* Work instructions *
Identify every line containing the word "法取商的近似值" and reproduce each one.

Collected data entries:
▼

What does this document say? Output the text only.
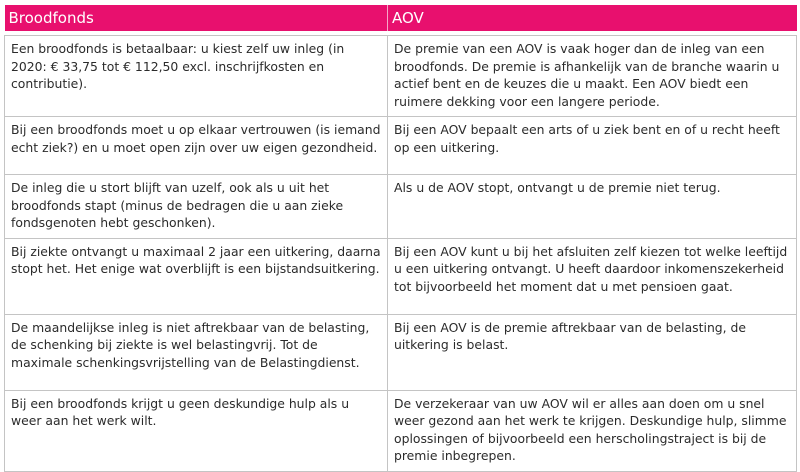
Broodfonds	AOV

Een broodfonds is betaalbaar: u kiest zelf uw inleg (in 2020: € 33,75 tot € 112,50 excl. inschrijfkosten en contributie).	De premie van een AOV is vaak hoger dan de inleg van een broodfonds. De premie is afhankelijk van de branche waarin u actief bent en de keuzes die u maakt. Een AOV biedt een ruimere dekking voor een langere periode.
Bij een broodfonds moet u op elkaar vertrouwen (is iemand echt ziek?) en u moet open zijn over uw eigen gezondheid.	Bij een AOV bepaalt een arts of u ziek bent en of u recht heeft op een uitkering.
De inleg die u stort blijft van uzelf, ook als u uit het broodfonds stapt (minus de bedragen die u aan zieke fondsgenoten hebt geschonken).	Als u de AOV stopt, ontvangt u de premie niet terug.
Bij ziekte ontvangt u maximaal 2 jaar een uitkering, daarna stopt het. Het enige wat overblijft is een bijstandsuitkering.	Bij een AOV kunt u bij het afsluiten zelf kiezen tot welke leeftijd u een uitkering ontvangt. U heeft daardoor inkomenszekerheid tot bijvoorbeeld het moment dat u met pensioen gaat.
De maandelijkse inleg is niet aftrekbaar van de belasting, de schenking bij ziekte is wel belastingvrij. Tot de maximale schenkingsvrijstelling van de Belastingdienst.	Bij een AOV is de premie aftrekbaar van de belasting, de uitkering is belast.
Bij een broodfonds krijgt u geen deskundige hulp als u weer aan het werk wilt.	De verzekeraar van uw AOV wil er alles aan doen om u snel weer gezond aan het werk te krijgen. Deskundige hulp, slimme oplossingen of bijvoorbeeld een herscholingstraject is bij de premie inbegrepen.
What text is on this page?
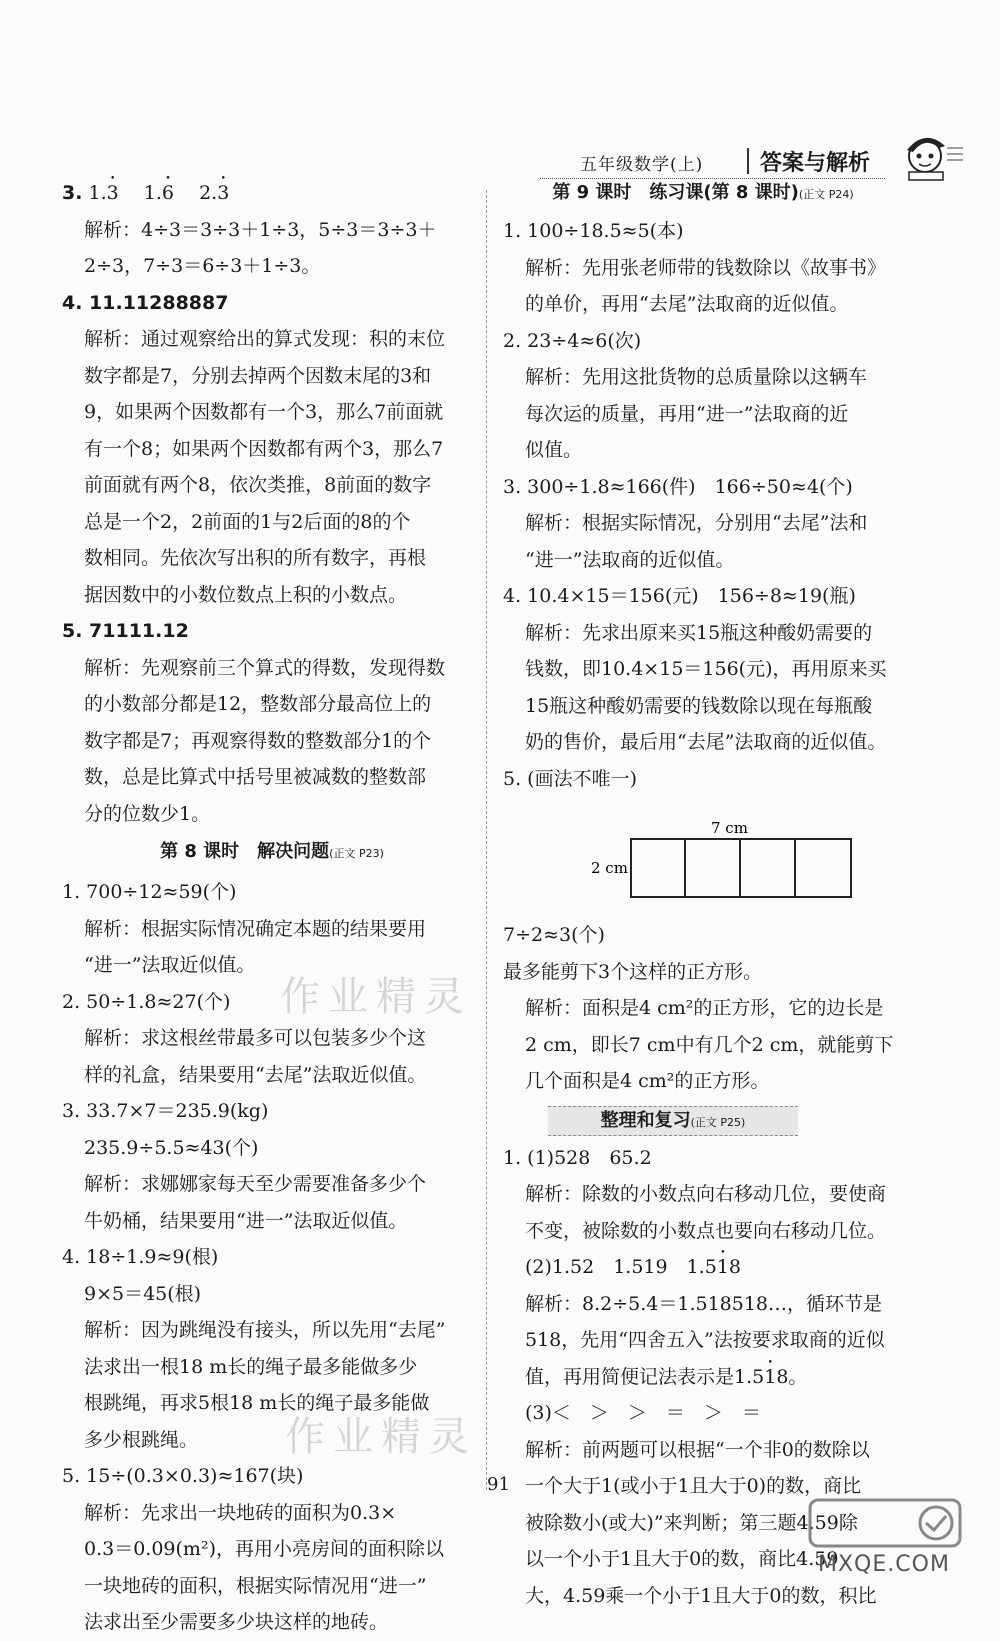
五年级数学(上)	答案与解析
3. 1.• 3  1.• 6  2.• 3
解析：4÷3＝3÷3＋1÷3，5÷3＝3÷3＋
2÷3，7÷3＝6÷3＋1÷3。
4. 11.11288887
解析：通过观察给出的算式发现：积的末位
数字都是7，分别去掉两个因数末尾的3和
9，如果两个因数都有一个3，那么7前面就
有一个8；如果两个因数都有两个3，那么7
前面就有两个8，依次类推，8前面的数字
总是一个2，2前面的1与2后面的8的个
数相同。先依次写出积的所有数字，再根
据因数中的小数位数点上积的小数点。
5. 71111.12
解析：先观察前三个算式的得数，发现得数
的小数部分都是12，整数部分最高位上的
数字都是7；再观察得数的整数部分1的个
数，总是比算式中括号里被减数的整数部
分的位数少1。
第 8 课时　解决问题(正文 P23)
1. 700÷12≈59(个)
解析：根据实际情况确定本题的结果要用
“进一”法取近似值。
2. 50÷1.8≈27(个)
解析：求这根丝带最多可以包装多少个这
样的礼盒，结果要用“去尾”法取近似值。
3. 33.7×7＝235.9(kg)
235.9÷5.5≈43(个)
解析：求娜娜家每天至少需要准备多少个
牛奶桶，结果要用“进一”法取近似值。
4. 18÷1.9≈9(根)
9×5＝45(根)
解析：因为跳绳没有接头，所以先用“去尾”
法求出一根18 m长的绳子最多能做多少
根跳绳，再求5根18 m长的绳子最多能做
多少根跳绳。
5. 15÷(0.3×0.3)≈167(块)
解析：先求出一块地砖的面积为0.3×
0.3＝0.09(m²)，再用小亮房间的面积除以
一块地砖的面积，根据实际情况用“进一”
法求出至少需要多少块这样的地砖。
第 9 课时　练习课(第 8 课时)(正文 P24)
1. 100÷18.5≈5(本)
解析：先用张老师带的钱数除以《故事书》
的单价，再用“去尾”法取商的近似值。
2. 23÷4≈6(次)
解析：先用这批货物的总质量除以这辆车
每次运的质量，再用“进一”法取商的近
似值。
3. 300÷1.8≈166(件)　166÷50≈4(个)
解析：根据实际情况，分别用“去尾”法和
“进一”法取商的近似值。
4. 10.4×15＝156(元)　156÷8≈19(瓶)
解析：先求出原来买15瓶这种酸奶需要的
钱数，即10.4×15＝156(元)，再用原来买
15瓶这种酸奶需要的钱数除以现在每瓶酸
奶的售价，最后用“去尾”法取商的近似值。
5. (画法不唯一)
7 cm
2 cm
7÷2≈3(个)
最多能剪下3个这样的正方形。
解析：面积是4 cm²的正方形，它的边长是
2 cm，即长7 cm中有几个2 cm，就能剪下
几个面积是4 cm²的正方形。
整理和复习(正文 P25)
1. (1)528　65.2
解析：除数的小数点向右移动几位，要使商
不变，被除数的小数点也要向右移动几位。
(2)1.52　1.519　1.• 518
解析：8.2÷5.4＝1.518518…，循环节是
518，先用“四舍五入”法按要求取商的近似
值，再用简便记法表示是1.• 518。
(3)＜　＞　＞　＝　＞　＝
解析：前两题可以根据“一个非0的数除以
一个大于1(或小于1且大于0)的数，商比
被除数小(或大)”来判断；第三题4.59除
以一个小于1且大于0的数，商比4.59
大，4.59乘一个小于1且大于0的数，积比
91
作业精灵
作业精灵
MXQE.COM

▲

* Full solution *
的单价，再用“去尾”法取商的近似值。
“进一”法取商的近似值。
奶的售价，最后用“去尾”法取商的近似值。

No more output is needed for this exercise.